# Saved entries

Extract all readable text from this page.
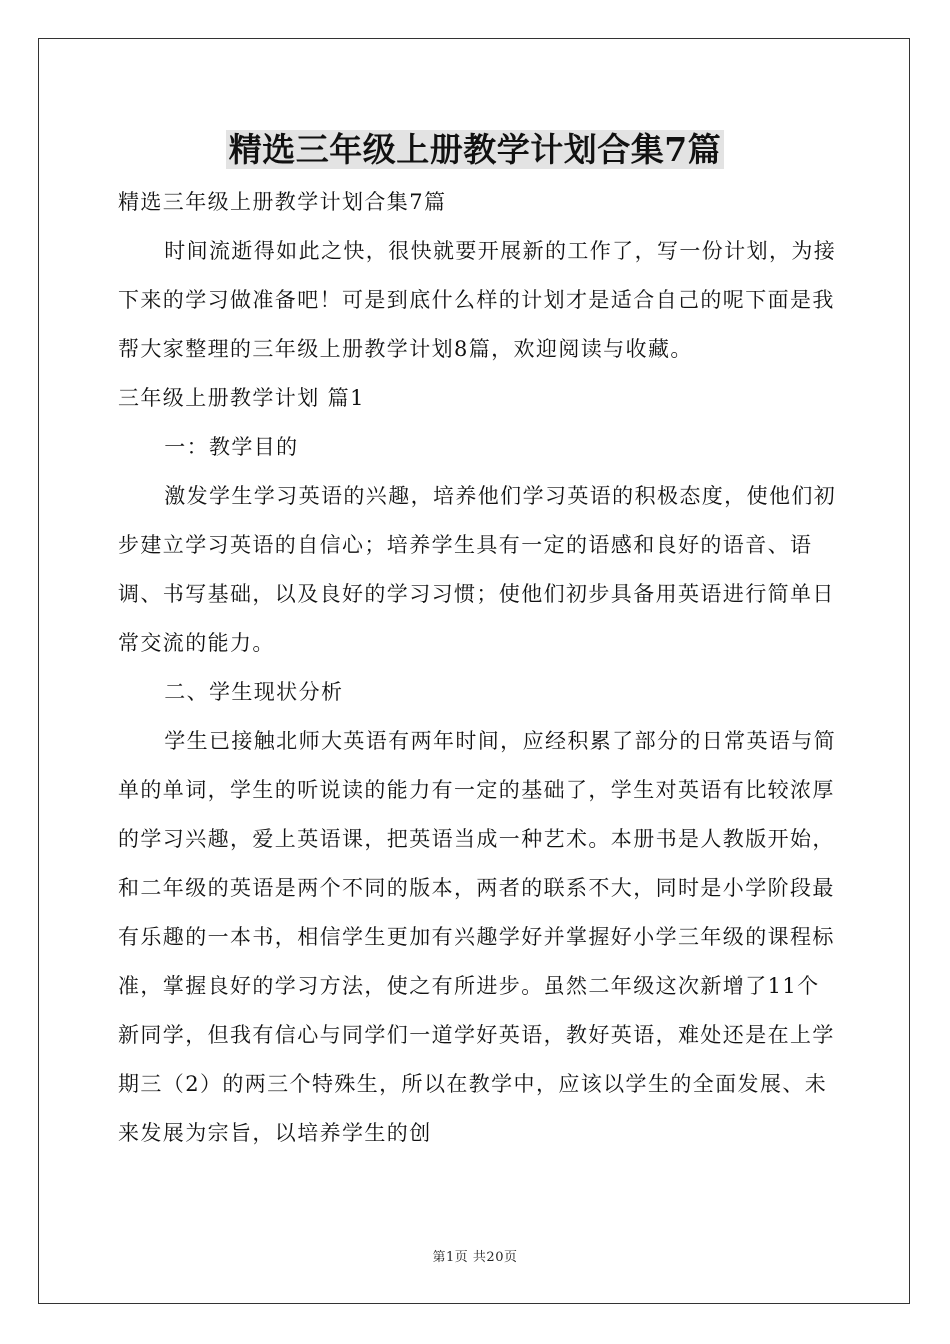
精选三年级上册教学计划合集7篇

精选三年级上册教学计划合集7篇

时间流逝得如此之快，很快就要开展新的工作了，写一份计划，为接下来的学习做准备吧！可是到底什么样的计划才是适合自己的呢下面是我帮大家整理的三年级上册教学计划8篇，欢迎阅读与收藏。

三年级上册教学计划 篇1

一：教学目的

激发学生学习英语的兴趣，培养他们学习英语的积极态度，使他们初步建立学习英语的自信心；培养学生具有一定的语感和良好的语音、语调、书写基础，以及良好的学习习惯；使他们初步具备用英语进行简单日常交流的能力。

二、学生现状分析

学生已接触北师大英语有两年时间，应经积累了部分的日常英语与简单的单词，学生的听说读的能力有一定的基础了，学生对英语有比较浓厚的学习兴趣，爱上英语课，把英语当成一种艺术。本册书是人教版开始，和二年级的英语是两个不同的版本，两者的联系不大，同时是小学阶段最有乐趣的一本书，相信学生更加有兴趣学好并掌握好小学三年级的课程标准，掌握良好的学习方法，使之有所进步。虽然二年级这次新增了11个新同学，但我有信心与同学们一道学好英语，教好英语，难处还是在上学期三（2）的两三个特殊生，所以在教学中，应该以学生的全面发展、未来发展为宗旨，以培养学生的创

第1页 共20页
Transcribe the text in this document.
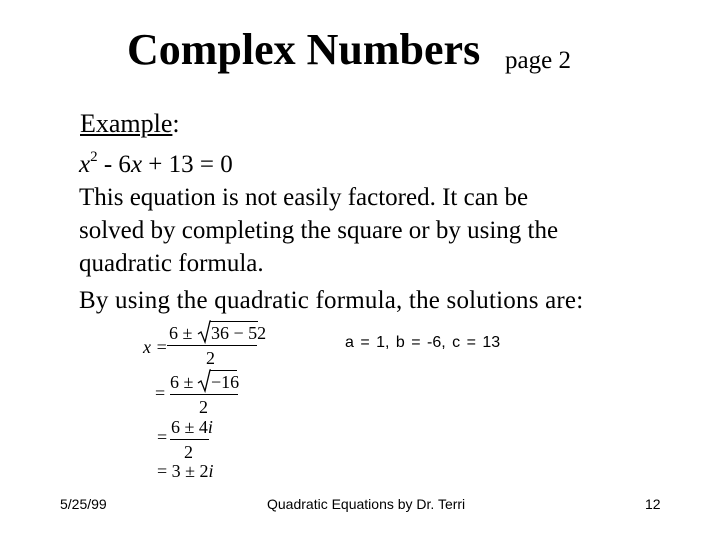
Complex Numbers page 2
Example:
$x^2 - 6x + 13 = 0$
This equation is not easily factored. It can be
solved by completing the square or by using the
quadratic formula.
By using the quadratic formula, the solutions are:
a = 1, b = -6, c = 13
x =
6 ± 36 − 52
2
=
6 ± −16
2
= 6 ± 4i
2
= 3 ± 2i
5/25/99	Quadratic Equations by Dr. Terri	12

# Exercise
Copy out all lines from the material above that contain the string "page".

# Answer to this problem
Extract all readable text from this page.
Complex Numbers page 2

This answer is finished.